DATA TO USE:

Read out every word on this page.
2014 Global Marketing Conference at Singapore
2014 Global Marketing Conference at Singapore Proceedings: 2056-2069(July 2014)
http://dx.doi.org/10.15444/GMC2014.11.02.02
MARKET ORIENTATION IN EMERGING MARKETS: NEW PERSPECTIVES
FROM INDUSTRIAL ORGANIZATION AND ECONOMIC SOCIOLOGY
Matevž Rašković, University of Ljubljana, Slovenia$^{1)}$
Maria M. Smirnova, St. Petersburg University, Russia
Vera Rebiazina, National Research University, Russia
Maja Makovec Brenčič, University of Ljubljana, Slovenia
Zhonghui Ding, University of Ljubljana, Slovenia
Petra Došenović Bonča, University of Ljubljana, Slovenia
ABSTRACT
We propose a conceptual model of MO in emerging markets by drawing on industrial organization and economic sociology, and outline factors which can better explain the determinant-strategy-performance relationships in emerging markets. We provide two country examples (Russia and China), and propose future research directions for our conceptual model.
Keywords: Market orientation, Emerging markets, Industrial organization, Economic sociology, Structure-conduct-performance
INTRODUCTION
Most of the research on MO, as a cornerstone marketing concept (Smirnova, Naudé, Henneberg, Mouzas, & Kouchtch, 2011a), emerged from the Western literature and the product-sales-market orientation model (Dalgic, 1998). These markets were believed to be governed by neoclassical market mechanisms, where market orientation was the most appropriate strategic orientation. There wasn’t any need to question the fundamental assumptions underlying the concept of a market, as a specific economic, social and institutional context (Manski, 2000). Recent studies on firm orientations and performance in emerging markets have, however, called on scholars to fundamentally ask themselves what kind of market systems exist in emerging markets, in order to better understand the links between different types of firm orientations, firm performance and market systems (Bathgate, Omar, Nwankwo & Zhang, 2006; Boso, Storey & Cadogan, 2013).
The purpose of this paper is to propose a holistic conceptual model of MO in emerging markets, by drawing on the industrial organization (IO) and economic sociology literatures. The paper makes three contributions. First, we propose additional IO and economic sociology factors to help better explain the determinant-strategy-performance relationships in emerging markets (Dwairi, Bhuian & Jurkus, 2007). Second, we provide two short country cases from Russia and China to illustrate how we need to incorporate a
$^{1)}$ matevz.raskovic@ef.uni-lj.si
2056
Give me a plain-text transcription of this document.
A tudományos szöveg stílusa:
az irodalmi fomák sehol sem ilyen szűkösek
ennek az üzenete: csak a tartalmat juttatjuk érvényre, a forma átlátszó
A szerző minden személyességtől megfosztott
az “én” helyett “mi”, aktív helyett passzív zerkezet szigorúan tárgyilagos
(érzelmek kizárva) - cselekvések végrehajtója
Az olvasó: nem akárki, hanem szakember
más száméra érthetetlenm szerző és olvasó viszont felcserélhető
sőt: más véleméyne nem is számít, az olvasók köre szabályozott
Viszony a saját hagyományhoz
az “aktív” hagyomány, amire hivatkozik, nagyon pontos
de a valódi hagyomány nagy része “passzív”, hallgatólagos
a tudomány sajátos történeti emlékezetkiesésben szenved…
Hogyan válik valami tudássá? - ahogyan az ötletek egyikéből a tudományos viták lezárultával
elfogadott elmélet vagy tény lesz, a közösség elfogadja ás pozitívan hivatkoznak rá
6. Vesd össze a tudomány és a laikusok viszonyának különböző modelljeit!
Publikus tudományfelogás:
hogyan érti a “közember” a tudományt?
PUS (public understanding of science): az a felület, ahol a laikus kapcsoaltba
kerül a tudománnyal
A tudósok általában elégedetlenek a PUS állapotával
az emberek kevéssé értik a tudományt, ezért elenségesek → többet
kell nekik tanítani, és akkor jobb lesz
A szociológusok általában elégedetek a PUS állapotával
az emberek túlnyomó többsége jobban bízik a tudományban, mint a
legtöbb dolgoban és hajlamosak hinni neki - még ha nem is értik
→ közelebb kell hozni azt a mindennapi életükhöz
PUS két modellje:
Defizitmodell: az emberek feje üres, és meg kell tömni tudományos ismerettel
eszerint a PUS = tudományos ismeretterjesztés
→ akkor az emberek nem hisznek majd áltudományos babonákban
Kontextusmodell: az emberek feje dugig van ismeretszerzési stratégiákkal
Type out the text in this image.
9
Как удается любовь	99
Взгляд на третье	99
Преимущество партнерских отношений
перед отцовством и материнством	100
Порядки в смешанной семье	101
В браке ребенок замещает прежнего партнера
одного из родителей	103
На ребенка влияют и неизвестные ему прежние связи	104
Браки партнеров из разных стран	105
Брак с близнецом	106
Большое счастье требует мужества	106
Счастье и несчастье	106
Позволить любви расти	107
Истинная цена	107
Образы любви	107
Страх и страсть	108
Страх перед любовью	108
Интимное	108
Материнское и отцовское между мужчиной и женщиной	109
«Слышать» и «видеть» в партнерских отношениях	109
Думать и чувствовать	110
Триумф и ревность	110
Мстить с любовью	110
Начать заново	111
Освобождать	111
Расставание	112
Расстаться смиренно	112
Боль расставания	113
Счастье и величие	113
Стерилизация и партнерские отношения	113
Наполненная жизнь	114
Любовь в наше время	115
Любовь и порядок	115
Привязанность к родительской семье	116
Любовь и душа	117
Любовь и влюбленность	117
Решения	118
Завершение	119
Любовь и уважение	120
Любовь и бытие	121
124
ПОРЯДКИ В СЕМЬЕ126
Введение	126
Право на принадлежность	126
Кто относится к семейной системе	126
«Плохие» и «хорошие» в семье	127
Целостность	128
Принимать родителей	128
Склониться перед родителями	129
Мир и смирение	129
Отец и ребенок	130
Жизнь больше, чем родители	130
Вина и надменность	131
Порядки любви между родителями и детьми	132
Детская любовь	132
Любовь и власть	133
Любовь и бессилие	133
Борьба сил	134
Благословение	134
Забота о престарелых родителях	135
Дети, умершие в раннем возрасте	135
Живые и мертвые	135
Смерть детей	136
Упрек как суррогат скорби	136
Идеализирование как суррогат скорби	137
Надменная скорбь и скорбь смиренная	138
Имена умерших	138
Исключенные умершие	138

PROBLEM STATEMENT:
The records above should be returned exactly.

SOLUTION FOR THIS PROBLEM:
Read out every word on this page.
2014 Global Marketing Conference at Singapore
2014 Global Marketing Conference at Singapore Proceedings: 2056-2069(July 2014)
http://dx.doi.org/10.15444/GMC2014.11.02.02
MARKET ORIENTATION IN EMERGING MARKETS: NEW PERSPECTIVES
FROM INDUSTRIAL ORGANIZATION AND ECONOMIC SOCIOLOGY
Matevž Rašković, University of Ljubljana, Slovenia$^{1)}$
Maria M. Smirnova, St. Petersburg University, Russia
Vera Rebiazina, National Research University, Russia
Maja Makovec Brenčič, University of Ljubljana, Slovenia
Zhonghui Ding, University of Ljubljana, Slovenia
Petra Došenović Bonča, University of Ljubljana, Slovenia
ABSTRACT
We propose a conceptual model of MO in emerging markets by drawing on industrial organization and economic sociology, and outline factors which can better explain the determinant-strategy-performance relationships in emerging markets. We provide two country examples (Russia and China), and propose future research directions for our conceptual model.
Keywords: Market orientation, Emerging markets, Industrial organization, Economic sociology, Structure-conduct-performance
INTRODUCTION
Most of the research on MO, as a cornerstone marketing concept (Smirnova, Naudé, Henneberg, Mouzas, & Kouchtch, 2011a), emerged from the Western literature and the product-sales-market orientation model (Dalgic, 1998). These markets were believed to be governed by neoclassical market mechanisms, where market orientation was the most appropriate strategic orientation. There wasn’t any need to question the fundamental assumptions underlying the concept of a market, as a specific economic, social and institutional context (Manski, 2000). Recent studies on firm orientations and performance in emerging markets have, however, called on scholars to fundamentally ask themselves what kind of market systems exist in emerging markets, in order to better understand the links between different types of firm orientations, firm performance and market systems (Bathgate, Omar, Nwankwo & Zhang, 2006; Boso, Storey & Cadogan, 2013).
The purpose of this paper is to propose a holistic conceptual model of MO in emerging markets, by drawing on the industrial organization (IO) and economic sociology literatures. The paper makes three contributions. First, we propose additional IO and economic sociology factors to help better explain the determinant-strategy-performance relationships in emerging markets (Dwairi, Bhuian & Jurkus, 2007). Second, we provide two short country cases from Russia and China to illustrate how we need to incorporate a
$^{1)}$ matevz.raskovic@ef.uni-lj.si
2056
Give me a plain-text transcription of this document.
A tudományos szöveg stílusa:
az irodalmi fomák sehol sem ilyen szűkösek
ennek az üzenete: csak a tartalmat juttatjuk érvényre, a forma átlátszó
A szerző minden személyességtől megfosztott
az “én” helyett “mi”, aktív helyett passzív zerkezet szigorúan tárgyilagos
(érzelmek kizárva) - cselekvések végrehajtója
Az olvasó: nem akárki, hanem szakember
más száméra érthetetlenm szerző és olvasó viszont felcserélhető
sőt: más véleméyne nem is számít, az olvasók köre szabályozott
Viszony a saját hagyományhoz
az “aktív” hagyomány, amire hivatkozik, nagyon pontos
de a valódi hagyomány nagy része “passzív”, hallgatólagos
a tudomány sajátos történeti emlékezetkiesésben szenved…
Hogyan válik valami tudássá? - ahogyan az ötletek egyikéből a tudományos viták lezárultával
elfogadott elmélet vagy tény lesz, a közösség elfogadja ás pozitívan hivatkoznak rá
6. Vesd össze a tudomány és a laikusok viszonyának különböző modelljeit!
Publikus tudományfelogás:
hogyan érti a “közember” a tudományt?
PUS (public understanding of science): az a felület, ahol a laikus kapcsoaltba
kerül a tudománnyal
A tudósok általában elégedetlenek a PUS állapotával
az emberek kevéssé értik a tudományt, ezért elenségesek → többet
kell nekik tanítani, és akkor jobb lesz
A szociológusok általában elégedetek a PUS állapotával
az emberek túlnyomó többsége jobban bízik a tudományban, mint a
legtöbb dolgoban és hajlamosak hinni neki - még ha nem is értik
→ közelebb kell hozni azt a mindennapi életükhöz
PUS két modellje:
Defizitmodell: az emberek feje üres, és meg kell tömni tudományos ismerettel
eszerint a PUS = tudományos ismeretterjesztés
→ akkor az emberek nem hisznek majd áltudományos babonákban
Kontextusmodell: az emberek feje dugig van ismeretszerzési stratégiákkal
Type out the text in this image.
9
Как удается любовь	99
Взгляд на третье	99
Преимущество партнерских отношений
перед отцовством и материнством	100
Порядки в смешанной семье	101
В браке ребенок замещает прежнего партнера
одного из родителей	103
На ребенка влияют и неизвестные ему прежние связи	104
Браки партнеров из разных стран	105
Брак с близнецом	106
Большое счастье требует мужества	106
Счастье и несчастье	106
Позволить любви расти	107
Истинная цена	107
Образы любви	107
Страх и страсть	108
Страх перед любовью	108
Интимное	108
Материнское и отцовское между мужчиной и женщиной	109
«Слышать» и «видеть» в партнерских отношениях	109
Думать и чувствовать	110
Триумф и ревность	110
Мстить с любовью	110
Начать заново	111
Освобождать	111
Расставание	112
Расстаться смиренно	112
Боль расставания	113
Счастье и величие	113
Стерилизация и партнерские отношения	113
Наполненная жизнь	114
Любовь в наше время	115
Любовь и порядок	115
Привязанность к родительской семье	116
Любовь и душа	117
Любовь и влюбленность	117
Решения	118
Завершение	119
Любовь и уважение	120
Любовь и бытие	121
124
ПОРЯДКИ В СЕМЬЕ126
Введение	126
Право на принадлежность	126
Кто относится к семейной системе	126
«Плохие» и «хорошие» в семье	127
Целостность	128
Принимать родителей	128
Склониться перед родителями	129
Мир и смирение	129
Отец и ребенок	130
Жизнь больше, чем родители	130
Вина и надменность	131
Порядки любви между родителями и детьми	132
Детская любовь	132
Любовь и власть	133
Любовь и бессилие	133
Борьба сил	134
Благословение	134
Забота о престарелых родителях	135
Дети, умершие в раннем возрасте	135
Живые и мертвые	135
Смерть детей	136
Упрек как суррогат скорби	136
Идеализирование как суррогат скорби	137
Надменная скорбь и скорбь смиренная	138
Имена умерших	138
Исключенные умершие	138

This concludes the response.